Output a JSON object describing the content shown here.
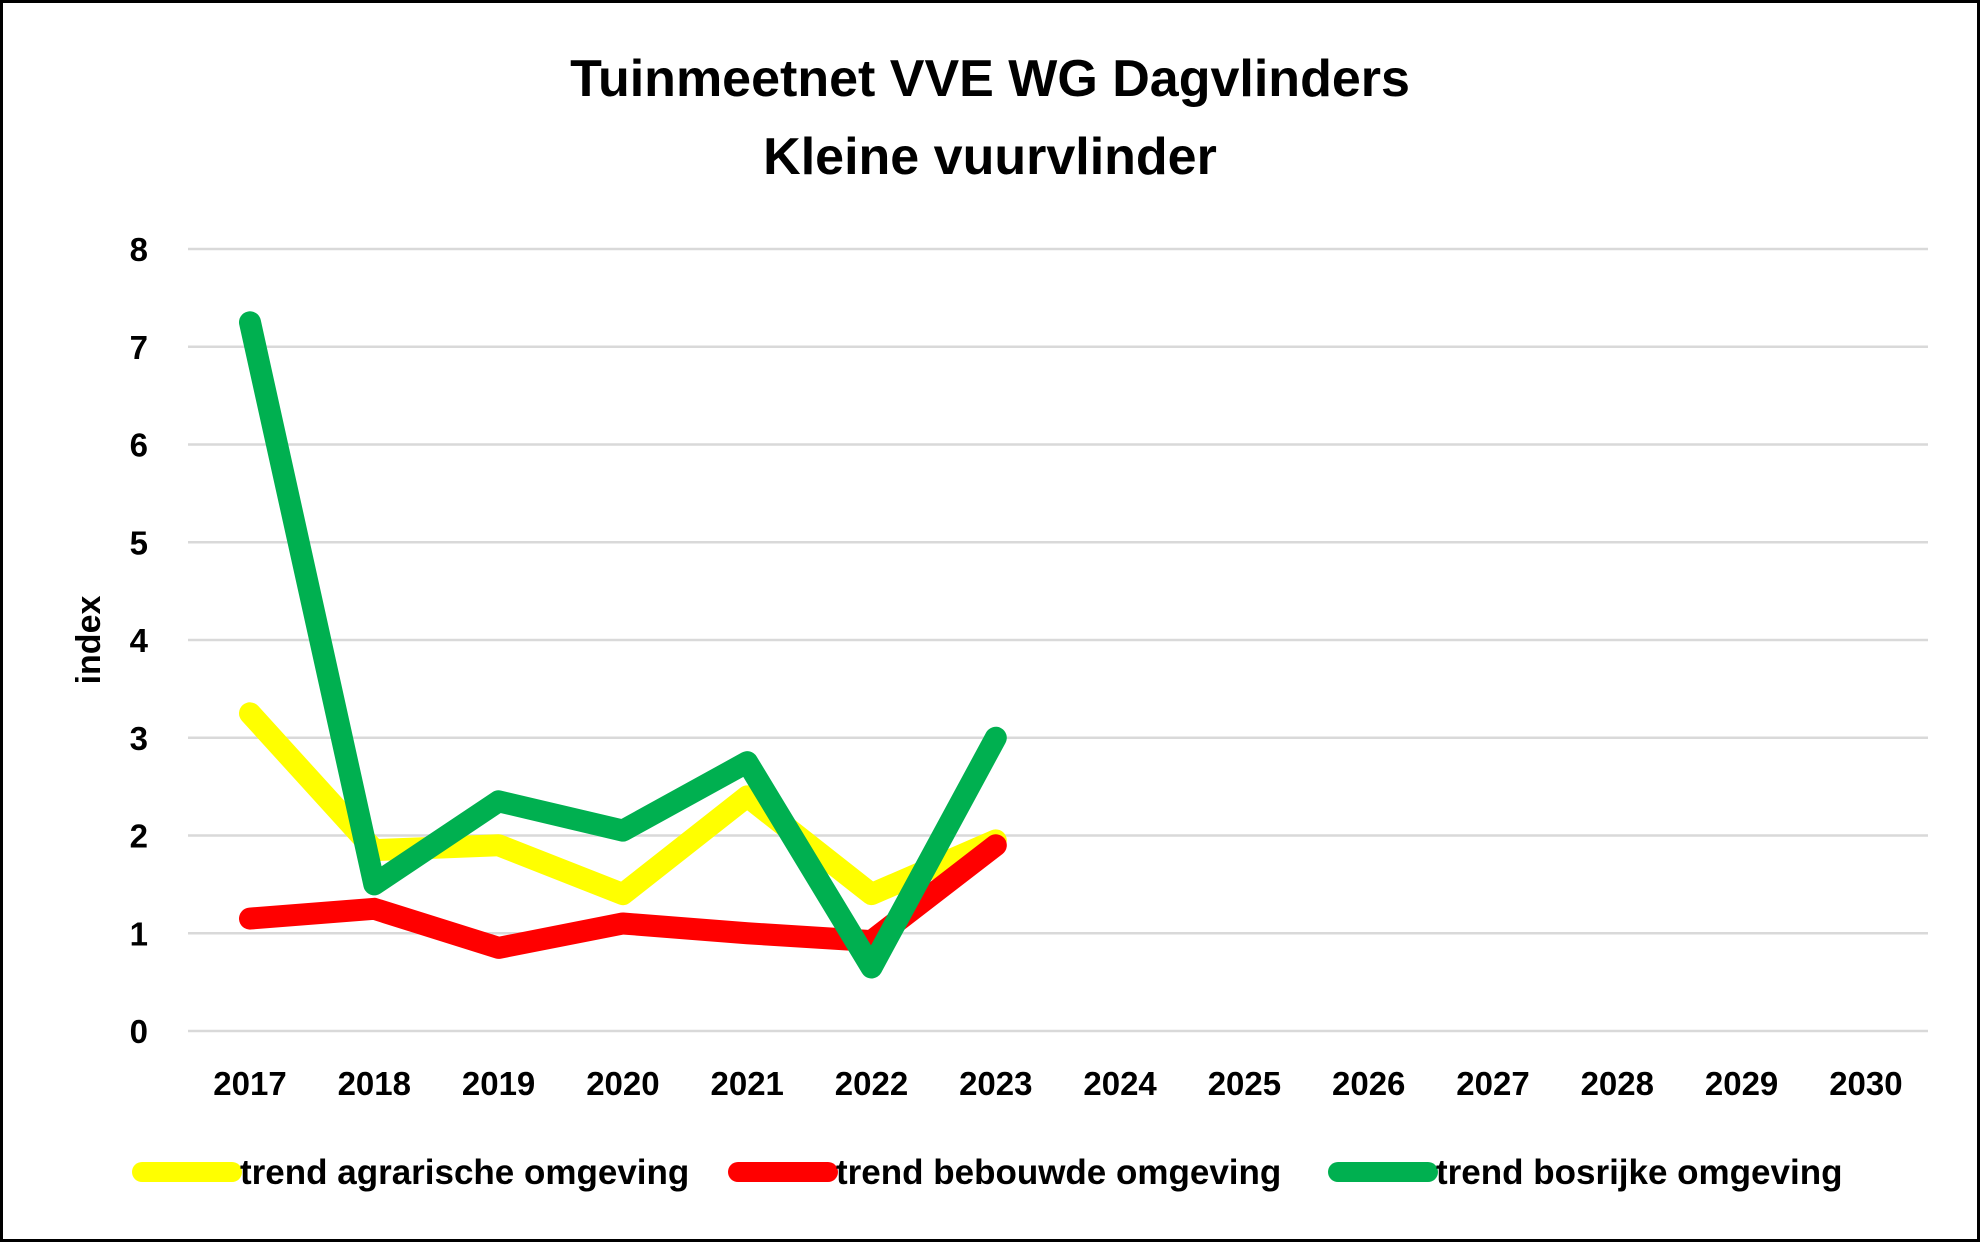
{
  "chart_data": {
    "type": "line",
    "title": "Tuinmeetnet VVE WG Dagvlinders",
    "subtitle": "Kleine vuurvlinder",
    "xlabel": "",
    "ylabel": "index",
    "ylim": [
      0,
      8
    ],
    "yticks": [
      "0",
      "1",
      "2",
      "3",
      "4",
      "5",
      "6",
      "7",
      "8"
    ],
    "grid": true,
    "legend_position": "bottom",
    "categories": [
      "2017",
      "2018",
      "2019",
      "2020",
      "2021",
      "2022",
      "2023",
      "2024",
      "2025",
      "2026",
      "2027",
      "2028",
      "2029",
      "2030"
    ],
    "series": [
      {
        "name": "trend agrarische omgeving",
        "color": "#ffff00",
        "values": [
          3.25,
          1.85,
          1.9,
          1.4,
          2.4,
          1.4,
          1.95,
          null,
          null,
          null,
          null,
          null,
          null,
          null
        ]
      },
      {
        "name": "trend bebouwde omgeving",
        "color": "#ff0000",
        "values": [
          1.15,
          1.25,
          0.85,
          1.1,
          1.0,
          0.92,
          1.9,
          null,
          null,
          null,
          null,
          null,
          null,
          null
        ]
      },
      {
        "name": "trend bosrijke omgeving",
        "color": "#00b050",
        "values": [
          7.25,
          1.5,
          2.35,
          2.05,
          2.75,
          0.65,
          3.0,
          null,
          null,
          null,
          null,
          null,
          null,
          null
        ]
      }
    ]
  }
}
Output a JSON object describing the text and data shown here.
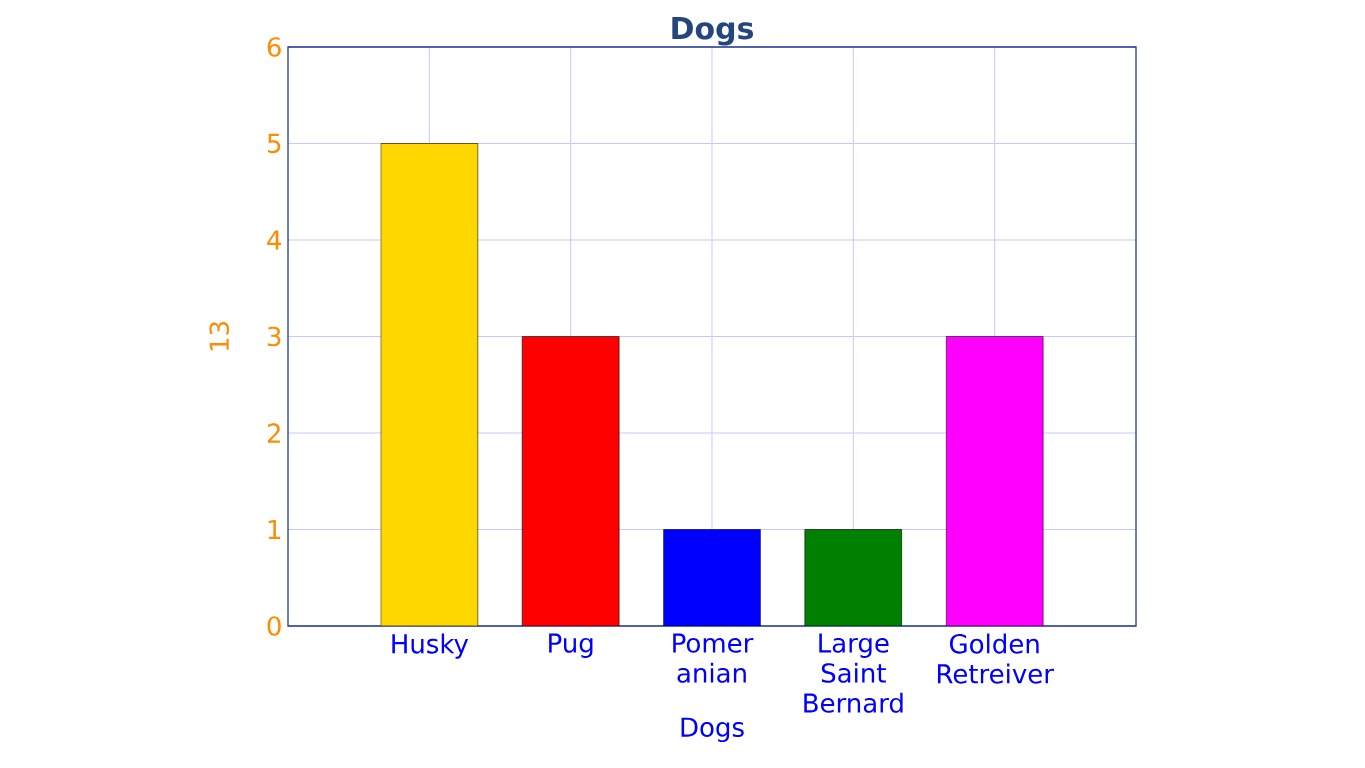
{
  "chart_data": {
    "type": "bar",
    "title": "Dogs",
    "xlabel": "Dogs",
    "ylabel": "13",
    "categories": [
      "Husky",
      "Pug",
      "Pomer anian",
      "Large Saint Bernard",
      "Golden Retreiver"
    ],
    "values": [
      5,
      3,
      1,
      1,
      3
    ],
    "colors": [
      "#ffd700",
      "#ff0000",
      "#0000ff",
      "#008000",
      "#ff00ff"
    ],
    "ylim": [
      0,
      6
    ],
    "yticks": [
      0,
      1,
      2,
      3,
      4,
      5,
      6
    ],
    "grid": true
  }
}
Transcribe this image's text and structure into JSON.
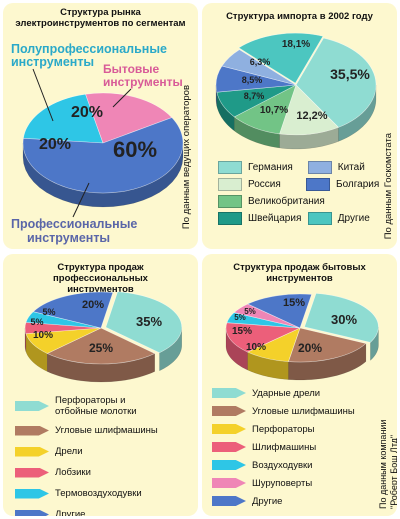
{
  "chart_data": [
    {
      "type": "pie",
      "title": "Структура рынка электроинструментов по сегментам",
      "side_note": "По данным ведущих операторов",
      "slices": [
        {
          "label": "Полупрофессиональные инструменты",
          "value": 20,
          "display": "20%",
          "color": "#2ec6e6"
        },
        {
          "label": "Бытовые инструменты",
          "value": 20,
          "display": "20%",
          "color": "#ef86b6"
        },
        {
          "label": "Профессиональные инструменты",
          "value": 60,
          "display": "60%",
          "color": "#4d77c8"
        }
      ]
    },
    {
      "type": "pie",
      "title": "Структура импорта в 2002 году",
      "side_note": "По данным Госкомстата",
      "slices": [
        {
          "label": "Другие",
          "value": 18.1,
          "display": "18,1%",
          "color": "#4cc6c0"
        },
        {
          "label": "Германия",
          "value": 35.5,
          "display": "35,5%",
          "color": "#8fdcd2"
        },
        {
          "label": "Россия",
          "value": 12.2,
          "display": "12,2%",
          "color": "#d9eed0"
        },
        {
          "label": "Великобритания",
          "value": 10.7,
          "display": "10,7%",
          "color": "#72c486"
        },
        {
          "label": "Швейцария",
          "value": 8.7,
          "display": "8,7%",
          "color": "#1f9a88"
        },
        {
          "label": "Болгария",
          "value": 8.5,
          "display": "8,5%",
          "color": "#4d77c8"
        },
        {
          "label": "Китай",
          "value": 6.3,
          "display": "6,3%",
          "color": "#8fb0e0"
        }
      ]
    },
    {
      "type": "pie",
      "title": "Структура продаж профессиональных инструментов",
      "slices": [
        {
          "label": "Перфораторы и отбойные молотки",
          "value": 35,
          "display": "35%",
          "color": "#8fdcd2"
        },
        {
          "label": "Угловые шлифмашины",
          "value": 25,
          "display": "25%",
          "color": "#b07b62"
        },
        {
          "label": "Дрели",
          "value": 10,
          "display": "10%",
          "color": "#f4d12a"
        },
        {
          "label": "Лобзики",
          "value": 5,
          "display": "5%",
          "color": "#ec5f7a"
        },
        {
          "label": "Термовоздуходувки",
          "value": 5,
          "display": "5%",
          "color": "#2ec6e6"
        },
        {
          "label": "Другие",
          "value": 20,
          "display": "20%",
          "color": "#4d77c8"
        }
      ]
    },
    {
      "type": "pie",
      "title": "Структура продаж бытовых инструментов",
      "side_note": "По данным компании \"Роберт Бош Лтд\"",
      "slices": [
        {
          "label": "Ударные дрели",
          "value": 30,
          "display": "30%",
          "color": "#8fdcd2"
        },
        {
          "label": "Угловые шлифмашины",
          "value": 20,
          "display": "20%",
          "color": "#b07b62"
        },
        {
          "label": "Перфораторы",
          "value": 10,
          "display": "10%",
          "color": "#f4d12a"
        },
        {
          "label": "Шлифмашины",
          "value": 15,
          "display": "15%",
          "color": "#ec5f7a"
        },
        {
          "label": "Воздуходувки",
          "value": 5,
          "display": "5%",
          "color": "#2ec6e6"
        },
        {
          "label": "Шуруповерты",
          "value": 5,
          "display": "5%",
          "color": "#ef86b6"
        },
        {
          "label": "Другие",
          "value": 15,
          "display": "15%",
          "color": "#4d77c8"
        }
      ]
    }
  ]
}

# # #

Exercise goal: Give back only a number, the number of lines where the string "omgeving" occurs.

Task answer: 3